**Yang Ditanyakan**
• A. Jawablah pertanyaan berikut berdasarkan teks tentang Carlos Kaiser:
(i) Dari negara mana Carlos Raposo berasal?
(ii) Siapa nama perenang asal Amerika Serikat yang disebut dalam teks?
(iii) Menurut teks, mengapa Carlos Raposo dijuluki "Kaiser"?
• B. Ulangi tanpa perubahan baris-baris entri, mulai dari baris pertama entri dan berhenti setelah baris yang memuat "bold-keyword: Crest Strips", termasuk kedua ujungnya.

**Teks yang Diberikan**

----------

Kisah Carlos Kaiser, Pesepak Bola Internasional yang Tak Bisa Main Bola
Dia bukan pesepak bola terbaik, tapi ia jelas pesepak bola terlicin. Bergabung klub bola meski tak bisa bermain bola, dan sukses menghindari tiap laga.

TheStanceID - Dalam dunia olahraga, atlet umumnya dikenal khalayak luas karena prestasi atau performanya di lapangan. Tapi tidak dengan Carlos Kaiser, pesepak bola yang tidak pernah turun bermain dalam satu pertandingan pun.
Leonel Messi dikenal luas karena skill-nya menggoyang gawang tim lawan, atau Michael Phelps, perenang asal Amerika Serikat (AS) yang berhasil memecahkan rekor dunia.
Tapi, semua logika itu langsung ambyar ketika kita bicara soal pesepakbola asal Brasil, Carlos Raposo. Tak pernah bertanding dalam pertandingan resmi, ia sukses bargabung di berbagai klub mulai dari Brasil hingga Prancis.
Dia dijuluki “Kaiser” karena wajahnya dianggap mirip dengan Franz Beckenbauer, legenda sepak bola Jerman yang dijuluki “Der Kaiser.”

----------

**Entri yang Disediakan**

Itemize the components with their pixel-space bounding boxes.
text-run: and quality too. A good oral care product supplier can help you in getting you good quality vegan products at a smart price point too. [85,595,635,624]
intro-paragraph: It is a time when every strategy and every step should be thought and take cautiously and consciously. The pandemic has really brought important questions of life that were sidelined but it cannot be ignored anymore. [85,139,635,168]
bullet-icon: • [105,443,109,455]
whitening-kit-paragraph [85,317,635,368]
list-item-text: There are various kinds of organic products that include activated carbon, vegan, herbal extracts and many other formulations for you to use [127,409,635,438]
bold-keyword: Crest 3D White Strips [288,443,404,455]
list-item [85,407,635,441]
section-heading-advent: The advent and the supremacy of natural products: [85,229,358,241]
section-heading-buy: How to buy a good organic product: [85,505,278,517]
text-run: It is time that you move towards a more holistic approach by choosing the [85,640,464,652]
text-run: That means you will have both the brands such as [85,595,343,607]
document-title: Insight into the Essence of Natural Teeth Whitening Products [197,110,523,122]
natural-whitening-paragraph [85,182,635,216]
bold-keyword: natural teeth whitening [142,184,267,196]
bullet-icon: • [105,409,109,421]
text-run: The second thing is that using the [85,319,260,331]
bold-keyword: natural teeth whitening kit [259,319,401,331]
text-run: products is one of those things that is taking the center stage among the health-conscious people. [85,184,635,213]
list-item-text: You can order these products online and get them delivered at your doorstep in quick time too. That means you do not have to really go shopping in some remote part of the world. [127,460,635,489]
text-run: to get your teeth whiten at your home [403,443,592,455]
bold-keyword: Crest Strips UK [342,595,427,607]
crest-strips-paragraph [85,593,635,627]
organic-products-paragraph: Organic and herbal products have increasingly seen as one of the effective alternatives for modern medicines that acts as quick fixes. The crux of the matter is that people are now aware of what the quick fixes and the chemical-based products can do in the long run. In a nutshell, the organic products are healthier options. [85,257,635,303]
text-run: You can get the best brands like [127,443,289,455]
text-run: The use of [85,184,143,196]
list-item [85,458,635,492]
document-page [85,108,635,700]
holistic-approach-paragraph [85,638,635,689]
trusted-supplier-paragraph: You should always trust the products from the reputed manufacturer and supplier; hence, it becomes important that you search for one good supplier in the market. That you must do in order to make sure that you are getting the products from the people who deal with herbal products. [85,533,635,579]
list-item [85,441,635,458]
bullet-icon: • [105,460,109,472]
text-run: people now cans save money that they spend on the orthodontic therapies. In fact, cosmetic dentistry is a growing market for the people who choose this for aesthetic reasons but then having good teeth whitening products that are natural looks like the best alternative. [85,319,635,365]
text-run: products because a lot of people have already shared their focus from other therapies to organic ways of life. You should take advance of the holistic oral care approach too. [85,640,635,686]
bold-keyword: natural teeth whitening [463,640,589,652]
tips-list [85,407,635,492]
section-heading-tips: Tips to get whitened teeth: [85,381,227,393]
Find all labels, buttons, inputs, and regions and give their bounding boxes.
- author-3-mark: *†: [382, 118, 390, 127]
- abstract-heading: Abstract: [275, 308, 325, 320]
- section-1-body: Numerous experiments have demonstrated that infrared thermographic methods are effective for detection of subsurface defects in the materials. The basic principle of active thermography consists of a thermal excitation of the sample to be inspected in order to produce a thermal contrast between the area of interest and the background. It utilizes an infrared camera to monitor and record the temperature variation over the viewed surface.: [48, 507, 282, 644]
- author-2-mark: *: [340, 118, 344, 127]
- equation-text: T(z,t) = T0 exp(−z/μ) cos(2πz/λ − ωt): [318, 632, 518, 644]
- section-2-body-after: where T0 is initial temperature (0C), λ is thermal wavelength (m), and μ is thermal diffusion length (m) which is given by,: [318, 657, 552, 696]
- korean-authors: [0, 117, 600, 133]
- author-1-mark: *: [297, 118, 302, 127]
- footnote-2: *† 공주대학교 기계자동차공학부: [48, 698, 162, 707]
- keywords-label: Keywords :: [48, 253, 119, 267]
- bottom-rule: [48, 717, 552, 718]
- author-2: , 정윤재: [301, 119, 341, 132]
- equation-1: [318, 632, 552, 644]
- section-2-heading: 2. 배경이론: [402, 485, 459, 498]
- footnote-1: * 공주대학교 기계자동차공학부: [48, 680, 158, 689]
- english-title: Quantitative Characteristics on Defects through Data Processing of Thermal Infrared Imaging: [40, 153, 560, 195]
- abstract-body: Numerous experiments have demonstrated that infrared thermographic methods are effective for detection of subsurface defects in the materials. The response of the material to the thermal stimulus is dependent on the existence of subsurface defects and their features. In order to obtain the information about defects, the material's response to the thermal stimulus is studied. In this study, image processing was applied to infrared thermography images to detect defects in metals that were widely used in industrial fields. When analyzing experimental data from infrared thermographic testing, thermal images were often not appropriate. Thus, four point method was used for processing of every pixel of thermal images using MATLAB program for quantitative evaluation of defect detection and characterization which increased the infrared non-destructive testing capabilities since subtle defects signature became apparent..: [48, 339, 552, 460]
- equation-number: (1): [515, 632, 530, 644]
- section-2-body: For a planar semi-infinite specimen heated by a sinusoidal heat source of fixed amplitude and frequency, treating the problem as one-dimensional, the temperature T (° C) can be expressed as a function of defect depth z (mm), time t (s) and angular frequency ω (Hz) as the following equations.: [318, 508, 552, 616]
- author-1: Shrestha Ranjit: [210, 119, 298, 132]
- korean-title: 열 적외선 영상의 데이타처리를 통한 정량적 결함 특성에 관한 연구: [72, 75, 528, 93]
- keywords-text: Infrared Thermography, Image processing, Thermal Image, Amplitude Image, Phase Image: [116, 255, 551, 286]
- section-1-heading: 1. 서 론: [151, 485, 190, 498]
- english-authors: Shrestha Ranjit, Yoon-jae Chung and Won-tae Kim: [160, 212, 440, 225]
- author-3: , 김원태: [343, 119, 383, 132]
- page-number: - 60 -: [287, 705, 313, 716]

----------

**Hasil per Tugas**
• A.
(i) Carlos Raposo berasal dari Brasil.
(ii) Perenang itu bernama Michael Phelps.
(iii) Ia dijuluki "Kaiser" karena wajahnya dianggap mirip dengan Franz Beckenbauer, legenda sepak bola Jerman yang dijuluki "Der Kaiser."

• B.
Itemize the components with their pixel-space bounding boxes.
text-run: and quality too. A good oral care product supplier can help you in getting you good quality vegan products at a smart price point too. [85,595,635,624]
intro-paragraph: It is a time when every strategy and every step should be thought and take cautiously and consciously. The pandemic has really brought important questions of life that were sidelined but it cannot be ignored anymore. [85,139,635,168]
bullet-icon: • [105,443,109,455]
whitening-kit-paragraph [85,317,635,368]
list-item-text: There are various kinds of organic products that include activated carbon, vegan, herbal extracts and many other formulations for you to use [127,409,635,438]
bold-keyword: Crest 3D White Strips [288,443,404,455]
list-item [85,407,635,441]
section-heading-advent: The advent and the supremacy of natural products: [85,229,358,241]
section-heading-buy: How to buy a good organic product: [85,505,278,517]
text-run: It is time that you move towards a more holistic approach by choosing the [85,640,464,652]
text-run: That means you will have both the brands such as [85,595,343,607]
document-title: Insight into the Essence of Natural Teeth Whitening Products [197,110,523,122]
natural-whitening-paragraph [85,182,635,216]
bold-keyword: natural teeth whitening [142,184,267,196]
bullet-icon: • [105,409,109,421]
text-run: The second thing is that using the [85,319,260,331]
bold-keyword: natural teeth whitening kit [259,319,401,331]
text-run: products is one of those things that is taking the center stage among the health-conscious people. [85,184,635,213]
list-item-text: You can order these products online and get them delivered at your doorstep in quick time too. That means you do not have to really go shopping in some remote part of the world. [127,460,635,489]
text-run: to get your teeth whiten at your home [403,443,592,455]
bold-keyword: Crest Strips UK [342,595,427,607]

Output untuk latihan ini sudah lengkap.